Problems:
1 - Print everything in the Lagrange interpolation post below, from "I needed to" down to "the given abscissae.".
2 - From the Lagrange interpolation post below, list every code identifier named in the macro's comment header: the macro's own name and each of its input parameters.

Text passage:
::::::

I needed to make some interpolations in my project, which led me to this
macro that I'm sharing here.

// ---------------------------------------------------------------------
// Macro LagrangeInterpolation()
//
// Input :
// - TabularValues : a two dimensional array than contain the x and the
//                   y coordinates.
// - xValue : the given abscissae.
// Output :
// - The interpolated value for the given xValue.
//
//
// Note 1 : A remarkable feature of Lagrange interpolation is that
//          the values entered initially do not have to be in order,
//          or evenly spaced. Accuracy is usually better with uniform
//          spacing, however.
//
// Note 2 : It's remarkable that, even for values of x outside the given
//          range, the Lagrange interpolation formula still produces
//          fairly good values.

::::::

Excerpted data:
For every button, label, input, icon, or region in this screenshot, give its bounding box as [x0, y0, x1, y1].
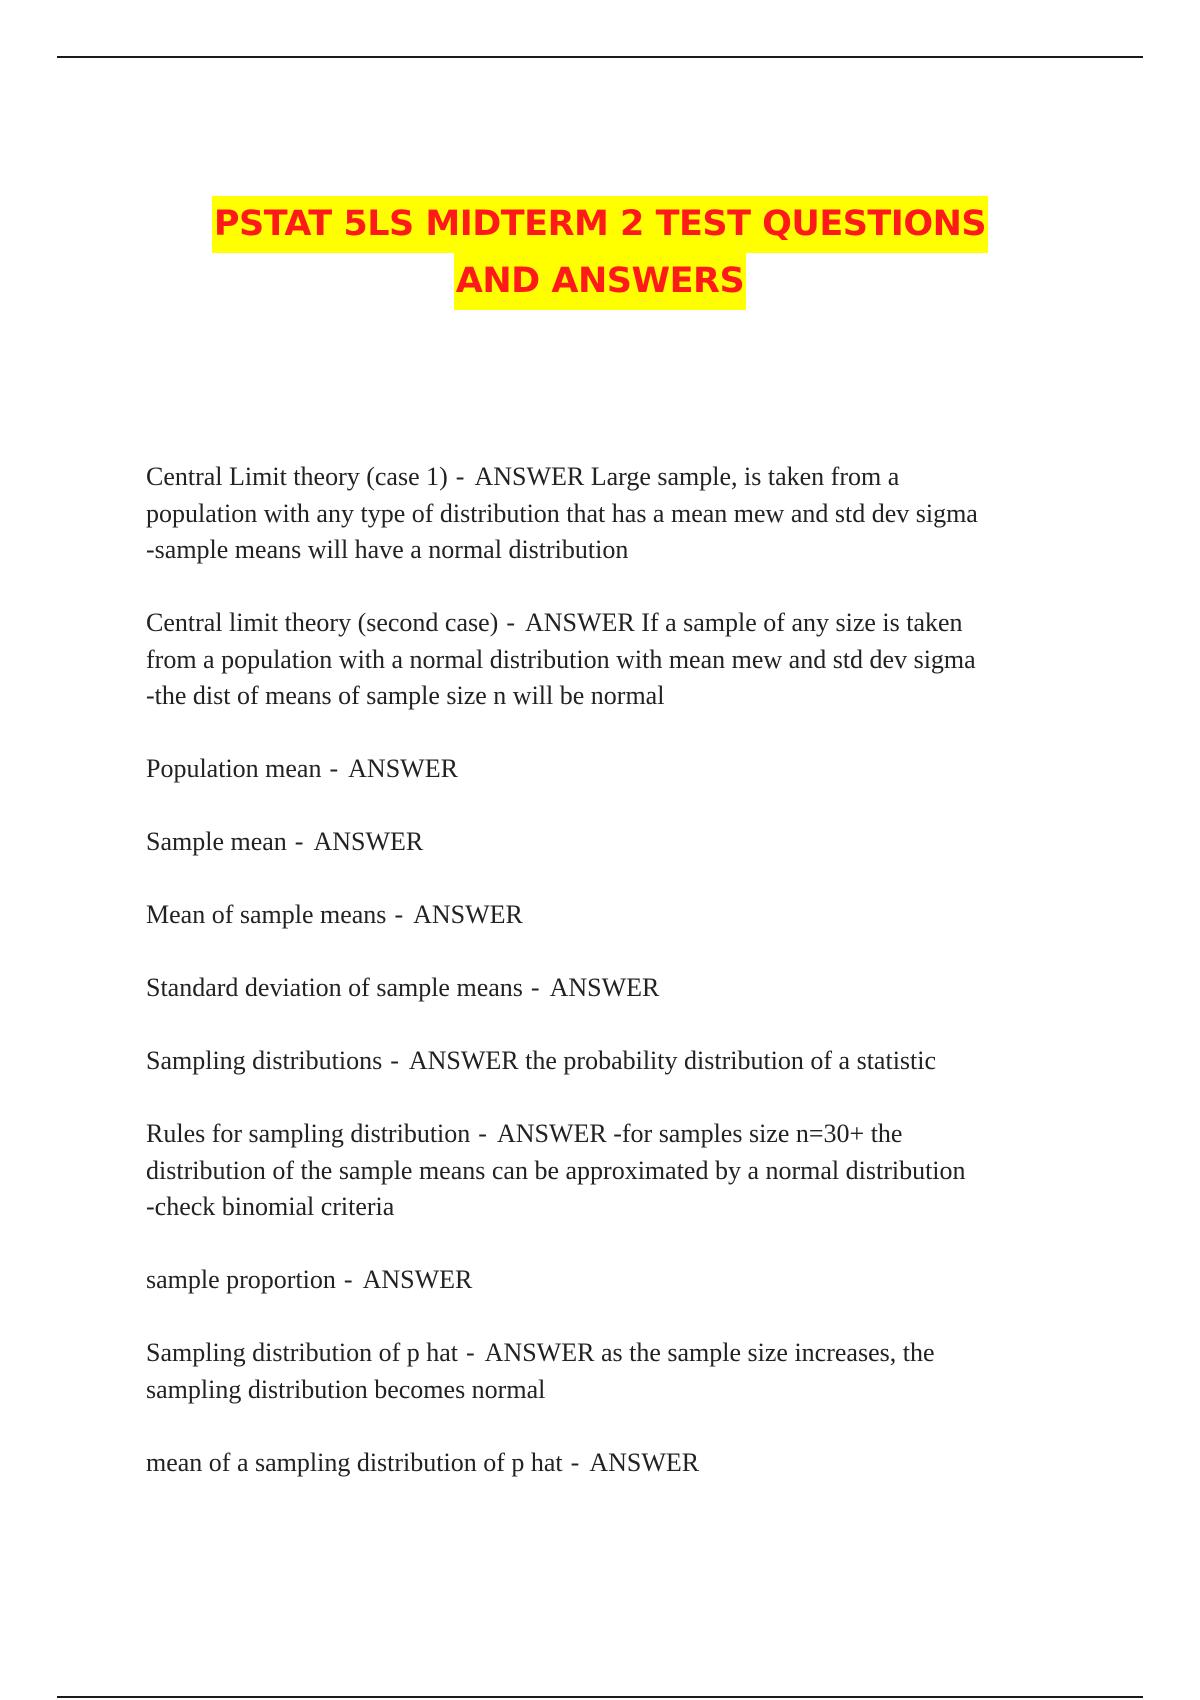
answer-label: ANSWER — [549, 973, 660, 1002]
answer-label: ANSWER — [496, 1119, 607, 1148]
qa-first-line — [146, 1335, 1066, 1372]
answer-label: ANSWER — [362, 1265, 473, 1294]
qa-separator: - — [506, 608, 515, 637]
qa-separator: - — [455, 462, 465, 491]
answer-label: ANSWER — [484, 1338, 595, 1367]
qa-first-line — [146, 1445, 1066, 1482]
qa-answer-line: from a population with a normal distribution with mean mew and std dev sigma — [146, 644, 976, 674]
qa-entry — [146, 605, 1066, 715]
answer-label: ANSWER — [348, 754, 458, 783]
answer-label: ANSWER — [474, 462, 585, 491]
qa-first-line — [146, 970, 1066, 1007]
qa-separator: - — [478, 1119, 487, 1148]
qa-answer-line: -the dist of means of sample size n will be normal — [146, 681, 665, 710]
qa-answer: Large sample, is taken from a — [590, 462, 900, 491]
top-rule — [57, 56, 1143, 58]
bottom-rule — [57, 1696, 1143, 1698]
qa-first-line — [146, 1116, 1066, 1153]
qa-answer: -for samples size n=30+ the — [613, 1119, 903, 1148]
qa-answer-line: population with any type of distribution that has a mean mew and std dev sigma — [146, 498, 978, 528]
qa-entry — [146, 1043, 1066, 1080]
qa-entry — [146, 1116, 1066, 1226]
qa-separator: - — [466, 1338, 475, 1367]
qa-first-line — [146, 1043, 1066, 1080]
qa-term: Sample mean — [146, 827, 287, 856]
qa-answer-line: -sample means will have a normal distribution — [146, 535, 629, 564]
qa-term: Central Limit theory (case 1) — [146, 462, 448, 491]
qa-term: Central limit theory (second case) — [146, 608, 499, 637]
qa-term: Sampling distributions — [146, 1046, 383, 1075]
qa-answer: If a sample of any size is taken — [641, 608, 963, 637]
title-line-2: AND ANSWERS — [454, 253, 746, 310]
qa-term: Population mean — [146, 754, 322, 783]
qa-first-line — [146, 459, 1066, 496]
qa-separator: - — [390, 1046, 399, 1075]
qa-list — [146, 459, 1066, 1518]
qa-answer-line: sampling distribution becomes normal — [146, 1374, 546, 1404]
qa-answer-line: -check binomial criteria — [146, 1192, 395, 1221]
answer-label: ANSWER — [413, 900, 523, 929]
qa-term: Sampling distribution of p hat — [146, 1338, 458, 1367]
qa-term: Standard deviation of sample means — [146, 973, 523, 1002]
qa-first-line — [146, 824, 1066, 861]
qa-first-line — [146, 897, 1066, 934]
qa-entry — [146, 897, 1066, 934]
title-line-1: PSTAT 5LS MIDTERM 2 TEST QUESTIONS — [212, 196, 988, 253]
qa-term: sample proportion — [146, 1265, 336, 1294]
qa-entry — [146, 824, 1066, 861]
qa-entry — [146, 1262, 1066, 1299]
qa-separator: - — [570, 1447, 580, 1477]
qa-answer-line: distribution of the sample means can be approximated by a normal distribution — [146, 1155, 966, 1185]
qa-first-line — [146, 605, 1066, 642]
qa-entry — [146, 751, 1066, 788]
qa-first-line — [146, 751, 1066, 788]
qa-separator: - — [329, 754, 339, 783]
qa-first-line — [146, 1262, 1066, 1299]
answer-label: ANSWER — [525, 608, 635, 637]
qa-term: mean of a sampling distribution of p hat — [146, 1447, 563, 1477]
answer-label: ANSWER — [589, 1447, 700, 1477]
qa-separator: - — [394, 900, 404, 929]
qa-separator: - — [343, 1265, 353, 1294]
answer-label: ANSWER — [408, 1046, 519, 1075]
qa-entry — [146, 1445, 1066, 1482]
document-title — [0, 196, 1200, 310]
answer-label: ANSWER — [313, 827, 424, 856]
qa-answer: as the sample size increases, the — [600, 1338, 935, 1367]
qa-separator: - — [530, 973, 540, 1002]
qa-entry — [146, 459, 1066, 569]
qa-term: Mean of sample means — [146, 900, 387, 929]
qa-term: Rules for sampling distribution — [146, 1119, 471, 1148]
qa-answer: the probability distribution of a statistic — [525, 1046, 937, 1075]
qa-separator: - — [294, 827, 304, 856]
qa-entry — [146, 1335, 1066, 1408]
qa-entry — [146, 970, 1066, 1007]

::::::

The solutions:
1 -
I needed to make some interpolations in my project, which led me to this
macro that I'm sharing here.

// ---------------------------------------------------------------------
// Macro LagrangeInterpolation()
//
// Input :
// - TabularValues : a two dimensional array than contain the x and the
//                   y coordinates.
// - xValue : the given abscissae.

2 -
LagrangeInterpolation()
TabularValues
xValue